## WORK INSTRUCTIONS
Count, in the entries below, the lines in which "славян" occurs. Give the number, nothing more.

## SUPPLIED RECORDS

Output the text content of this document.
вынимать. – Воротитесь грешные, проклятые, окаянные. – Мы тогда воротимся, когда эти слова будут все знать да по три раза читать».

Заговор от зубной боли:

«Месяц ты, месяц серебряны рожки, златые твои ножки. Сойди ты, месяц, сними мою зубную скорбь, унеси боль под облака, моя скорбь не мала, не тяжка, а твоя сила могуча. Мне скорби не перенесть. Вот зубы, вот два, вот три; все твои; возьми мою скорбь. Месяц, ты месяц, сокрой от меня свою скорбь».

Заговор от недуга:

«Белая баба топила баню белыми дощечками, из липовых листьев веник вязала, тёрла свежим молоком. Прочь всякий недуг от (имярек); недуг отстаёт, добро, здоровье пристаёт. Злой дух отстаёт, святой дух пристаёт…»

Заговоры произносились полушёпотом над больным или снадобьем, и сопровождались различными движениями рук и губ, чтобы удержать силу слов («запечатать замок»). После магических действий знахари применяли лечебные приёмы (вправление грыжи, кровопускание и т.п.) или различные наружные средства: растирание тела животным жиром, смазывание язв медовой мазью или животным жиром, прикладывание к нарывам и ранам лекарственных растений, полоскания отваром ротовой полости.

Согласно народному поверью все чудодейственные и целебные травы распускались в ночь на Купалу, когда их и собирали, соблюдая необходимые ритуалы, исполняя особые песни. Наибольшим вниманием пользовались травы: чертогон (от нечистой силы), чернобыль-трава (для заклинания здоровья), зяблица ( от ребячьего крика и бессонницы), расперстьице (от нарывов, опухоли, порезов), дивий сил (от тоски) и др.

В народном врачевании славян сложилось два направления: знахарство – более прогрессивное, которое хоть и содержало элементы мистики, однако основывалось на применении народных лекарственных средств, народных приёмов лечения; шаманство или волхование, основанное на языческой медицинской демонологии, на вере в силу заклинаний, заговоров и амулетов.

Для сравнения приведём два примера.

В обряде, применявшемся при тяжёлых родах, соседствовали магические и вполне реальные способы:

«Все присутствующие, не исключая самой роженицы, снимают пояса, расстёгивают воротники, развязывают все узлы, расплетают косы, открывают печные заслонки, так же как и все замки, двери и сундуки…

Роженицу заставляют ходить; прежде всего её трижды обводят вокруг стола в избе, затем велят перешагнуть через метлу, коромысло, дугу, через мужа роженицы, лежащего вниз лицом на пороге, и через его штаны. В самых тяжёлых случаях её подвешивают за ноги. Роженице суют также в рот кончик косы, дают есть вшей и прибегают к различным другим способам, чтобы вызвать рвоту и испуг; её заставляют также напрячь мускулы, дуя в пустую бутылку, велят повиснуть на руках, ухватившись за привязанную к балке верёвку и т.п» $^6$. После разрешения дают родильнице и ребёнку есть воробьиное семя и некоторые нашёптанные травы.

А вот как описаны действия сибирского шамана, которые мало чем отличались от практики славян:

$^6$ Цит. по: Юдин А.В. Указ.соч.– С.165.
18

## SOLUTION FOR THIS EXERCISE
2